EXERCISE 1 → Copy the following lines of the listing below verbatim, from the line containing "y-tick-label: 120 <box>13 54 40 69</box>" down to the line containing "legend-label-omsattning: Omsättning <box>752", both included.

PASSAGE GIVEN →
Written by Tina Petway, Associate Curator of Malacology and Marine Invertebrates
While we all love to watch things fly up into the sky such as helium balloons, we do not see them when they eventually come back to earth. Unfortunately for marine and land animals they prove to be the instrument of death. Whales, porpoises, sea turtles, birds and fishes as well as land mammals, birds and reptiles are all in danger of suffering from the answer to one question. What happens to the material of which balloons are made once they fall to our oceans?
The answer is a devastating one. The balloons burst open at one spot and form a round object with dangling pieces of colorful balloon “tentacles” which resemble Jellyfishes floating on the surface of the ocean. Often the pretty ribbon handles remain attached to the end of the balloon and these also dangle down into the water attracting many animals to feed on them. The result of these thousands of balloons released for balloon release gatherings, birthdays, special events and even accompany some services of remembrance like funerals, is that hundreds of innocent animals will die because they have consumed these jellyfish-like items.
The illustrated helium balloon fragments were collected on local Texas beaches and are only a small portion of the thousands I have found on our beaches over the last 20 years. The pretty, colorful ribbons are as big a threat as the balloons. Most often the balloons reach the waters off our Texas coast because the wind currents pick up the balloons by the hundreds and move them out over the Gulf of Mexico. As the helium diffuses from the balloons, they sink into the water. The resulting “balloon” now looks like a Jellyfish and is visible to everything underwater and above, such as birds who feed on marine life.

EXERCISE 2 → Name the marine animals that the passage on balloon litter lists as being in danger.

SUPPLIED MATERIAL →
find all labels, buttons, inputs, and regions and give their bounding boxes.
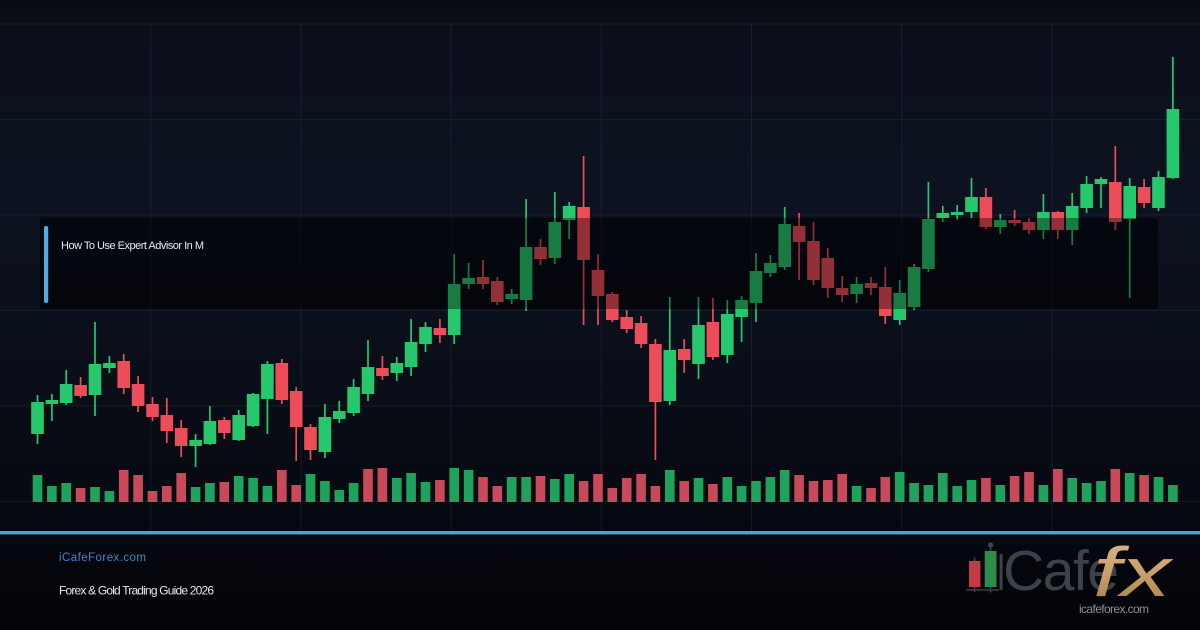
svg-text:fx: fx (1093, 533, 1174, 611)
svg-text:icafeforex.com: icafeforex.com (1079, 602, 1149, 616)
svg-text:Forex & Gold Trading Guide 202: Forex & Gold Trading Guide 2026 (59, 584, 214, 598)
svg-text:How To Use Expert Advisor In M: How To Use Expert Advisor In M (61, 240, 204, 252)
svg-text:iCafeForex.com: iCafeForex.com (59, 552, 146, 564)
svg-text:Cafe: Cafe (1003, 539, 1119, 603)
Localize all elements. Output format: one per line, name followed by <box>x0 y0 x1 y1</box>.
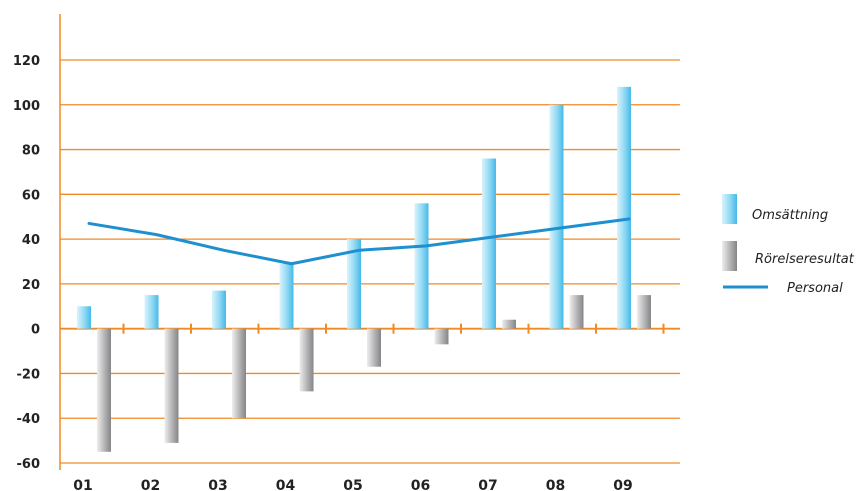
y-tick-label: 120 <box>13 54 40 69</box>
x-axis-ticks: 01 02 03 04 05 06 07 08 09 <box>73 478 632 491</box>
y-tick-label: -20 <box>17 367 41 382</box>
bar-rorelseresultat <box>434 328 449 345</box>
y-tick-label: 40 <box>22 233 40 248</box>
x-tick-label: 03 <box>208 478 227 491</box>
bar-omsattning <box>482 158 496 329</box>
y-tick-label: -40 <box>17 412 41 427</box>
gridlines <box>60 59 680 464</box>
x-tick-label: 01 <box>73 478 92 491</box>
x-tick-label: 08 <box>546 478 565 491</box>
bar-omsattning <box>77 306 91 329</box>
legend-item-personal: Personal <box>723 281 843 296</box>
x-tick-label: 02 <box>141 478 160 491</box>
bar-rorelseresultat <box>164 328 179 443</box>
legend-label-omsattning: Omsättning <box>752 208 828 223</box>
x-tick-label: 07 <box>478 478 497 491</box>
bar-rorelseresultat <box>502 319 516 329</box>
y-tick-label: 80 <box>22 144 40 159</box>
legend-label-personal: Personal <box>787 281 843 296</box>
bar-omsattning <box>347 239 361 329</box>
legend-item-rorelseresultat: Rörelseresultat <box>722 241 855 271</box>
bar-omsattning <box>279 263 294 329</box>
bar-omsattning <box>414 203 429 329</box>
y-tick-label: 100 <box>13 99 40 114</box>
legend-swatch-omsattning <box>722 194 737 224</box>
bar-rorelseresultat <box>367 328 381 367</box>
bar-rorelseresultat <box>232 328 246 419</box>
bar-rorelseresultat <box>637 295 651 329</box>
y-axis-ticks: -60 -40 -20 0 20 40 60 80 100 120 <box>13 54 40 472</box>
legend-label-rorelseresultat: Rörelseresultat <box>755 252 855 267</box>
legend-item-omsattning: Omsättning <box>722 194 828 224</box>
legend: Omsättning Rörelseresultat Personal <box>722 194 855 296</box>
bar-omsattning <box>549 104 564 329</box>
bar-rorelseresultat <box>299 328 314 392</box>
x-tick-label: 04 <box>276 478 296 491</box>
axes <box>59 14 665 470</box>
y-tick-label: -60 <box>17 457 41 472</box>
x-tick-label: 05 <box>343 478 362 491</box>
bar-omsattning <box>212 290 226 329</box>
legend-swatch-rorelseresultat <box>722 241 737 271</box>
bar-omsattning <box>617 86 631 329</box>
bar-rorelseresultat <box>569 295 584 329</box>
y-tick-label: 20 <box>22 278 40 293</box>
bar-rorelseresultat <box>97 328 111 452</box>
x-tick-label: 06 <box>411 478 430 491</box>
bars <box>77 86 651 452</box>
y-tick-label: 60 <box>22 188 40 203</box>
bar-omsattning <box>144 295 159 329</box>
personal-line <box>87 217 631 266</box>
x-tick-label: 09 <box>613 478 632 491</box>
y-tick-label: 0 <box>31 323 40 338</box>
line-personal <box>87 217 631 266</box>
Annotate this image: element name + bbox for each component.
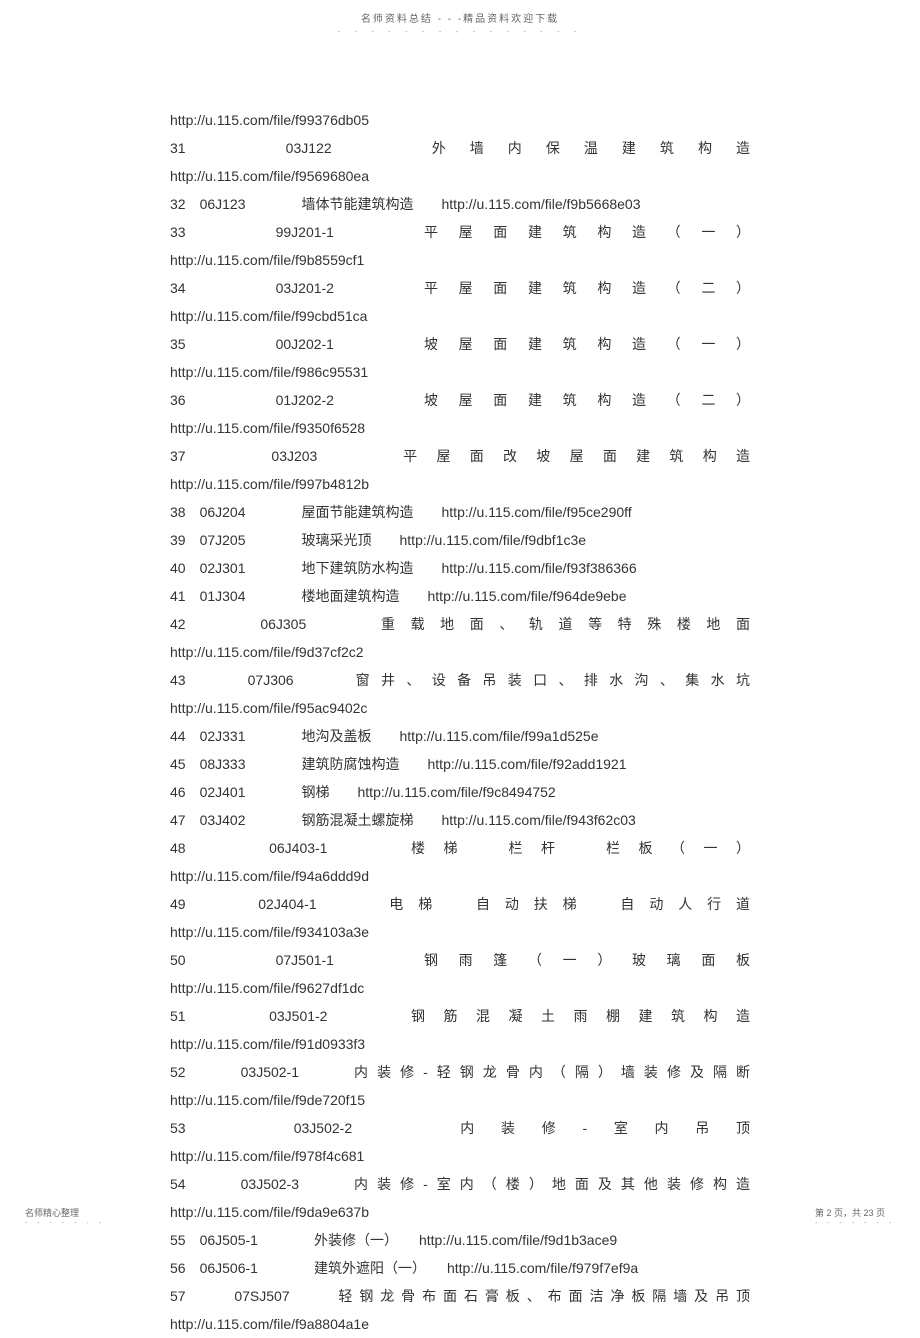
content-line: http://u.115.com/file/f934103a3e [170,918,750,946]
footer-left: 名师精心整理 - - - - - - - [25,1206,105,1227]
content-line: 40 02J301 地下建筑防水构造 http://u.115.com/file… [170,554,750,582]
content-line: 37 03J203 平屋面改坡屋面建筑构造 [170,442,750,470]
content-line: 46 02J401 钢梯 http://u.115.com/file/f9c84… [170,778,750,806]
content-line: http://u.115.com/file/f9569680ea [170,162,750,190]
content-line: 36 01J202-2 坡屋面建筑构造（二） [170,386,750,414]
content-line: 45 08J333 建筑防腐蚀构造 http://u.115.com/file/… [170,750,750,778]
content-line: 31 03J122 外墙内保温建筑构造 [170,134,750,162]
footer-right: 第 2 页，共 23 页 - - - - - - - [815,1206,895,1227]
content-line: 53 03J502-2 内装修-室内吊顶 [170,1114,750,1142]
header-dots: - - - - - - - - - - - - - - - [0,27,920,36]
content-line: 52 03J502-1 内装修-轻钢龙骨内（隔）墙装修及隔断 [170,1058,750,1086]
content-line: 56 06J506-1 建筑外遮阳（一） http://u.115.com/fi… [170,1254,750,1282]
content-line: http://u.115.com/file/f9de720f15 [170,1086,750,1114]
content-line: 43 07J306 窗井、设备吊装口、排水沟、集水坑 [170,666,750,694]
content-line: http://u.115.com/file/f94a6ddd9d [170,862,750,890]
content-line: http://u.115.com/file/f978f4c681 [170,1142,750,1170]
content-line: http://u.115.com/file/f9da9e637b [170,1198,750,1226]
content-line: 57 07SJ507 轻钢龙骨布面石膏板、布面洁净板隔墙及吊顶 [170,1282,750,1310]
content-line: 32 06J123 墙体节能建筑构造 http://u.115.com/file… [170,190,750,218]
document-content: http://u.115.com/file/f99376db0531 03J12… [0,36,920,1338]
content-line: 34 03J201-2 平屋面建筑构造（二） [170,274,750,302]
content-line: 54 03J502-3 内装修-室内（楼）地面及其他装修构造 [170,1170,750,1198]
content-line: http://u.115.com/file/f9350f6528 [170,414,750,442]
content-line: http://u.115.com/file/f9627df1dc [170,974,750,1002]
content-line: http://u.115.com/file/f99376db05 [170,106,750,134]
content-line: 42 06J305 重载地面、轨道等特殊楼地面 [170,610,750,638]
content-line: 49 02J404-1 电梯 自动扶梯 自动人行道 [170,890,750,918]
content-line: 55 06J505-1 外装修（一） http://u.115.com/file… [170,1226,750,1254]
content-line: 38 06J204 屋面节能建筑构造 http://u.115.com/file… [170,498,750,526]
content-line: 44 02J331 地沟及盖板 http://u.115.com/file/f9… [170,722,750,750]
content-line: http://u.115.com/file/f9b8559cf1 [170,246,750,274]
content-line: http://u.115.com/file/f95ac9402c [170,694,750,722]
content-line: http://u.115.com/file/f91d0933f3 [170,1030,750,1058]
content-line: http://u.115.com/file/f99cbd51ca [170,302,750,330]
page-header: 名师资料总结 - - -精品资料欢迎下载 - - - - - - - - - -… [0,0,920,36]
content-line: http://u.115.com/file/f9d37cf2c2 [170,638,750,666]
content-line: 48 06J403-1 楼梯 栏杆 栏板（一） [170,834,750,862]
content-line: http://u.115.com/file/f9a8804a1e [170,1310,750,1338]
content-line: 33 99J201-1 平屋面建筑构造（一） [170,218,750,246]
content-line: 39 07J205 玻璃采光顶 http://u.115.com/file/f9… [170,526,750,554]
content-line: 50 07J501-1 钢雨篷（一）玻璃面板 [170,946,750,974]
content-line: 51 03J501-2 钢筋混凝土雨棚建筑构造 [170,1002,750,1030]
content-line: 35 00J202-1 坡屋面建筑构造（一） [170,330,750,358]
content-line: http://u.115.com/file/f997b4812b [170,470,750,498]
content-line: 47 03J402 钢筋混凝土螺旋梯 http://u.115.com/file… [170,806,750,834]
content-line: 41 01J304 楼地面建筑构造 http://u.115.com/file/… [170,582,750,610]
content-line: http://u.115.com/file/f986c95531 [170,358,750,386]
header-title: 名师资料总结 - - -精品资料欢迎下载 [0,10,920,25]
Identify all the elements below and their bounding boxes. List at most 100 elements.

FULL OUTPUT 1 →
y-tick-label: 120 <box>13 54 40 69</box>
x-axis-ticks: 01 02 03 04 05 06 07 08 09 <box>73 478 632 491</box>
y-tick-label: -20 <box>17 367 41 382</box>
bar-rorelseresultat <box>434 328 449 345</box>
y-tick-label: 40 <box>22 233 40 248</box>
x-tick-label: 03 <box>208 478 227 491</box>
bar-omsattning <box>482 158 496 329</box>
y-tick-label: -40 <box>17 412 41 427</box>
gridlines <box>60 59 680 464</box>
x-tick-label: 01 <box>73 478 92 491</box>
x-tick-label: 08 <box>546 478 565 491</box>
bar-omsattning <box>77 306 91 329</box>
legend-item-personal: Personal <box>723 281 843 296</box>
x-tick-label: 02 <box>141 478 160 491</box>
bar-rorelseresultat <box>164 328 179 443</box>
legend-label-omsattning: Omsättning <box>752 208 828 223</box>

FULL OUTPUT 2 → Whales, porpoises, sea turtles, birds and fishes.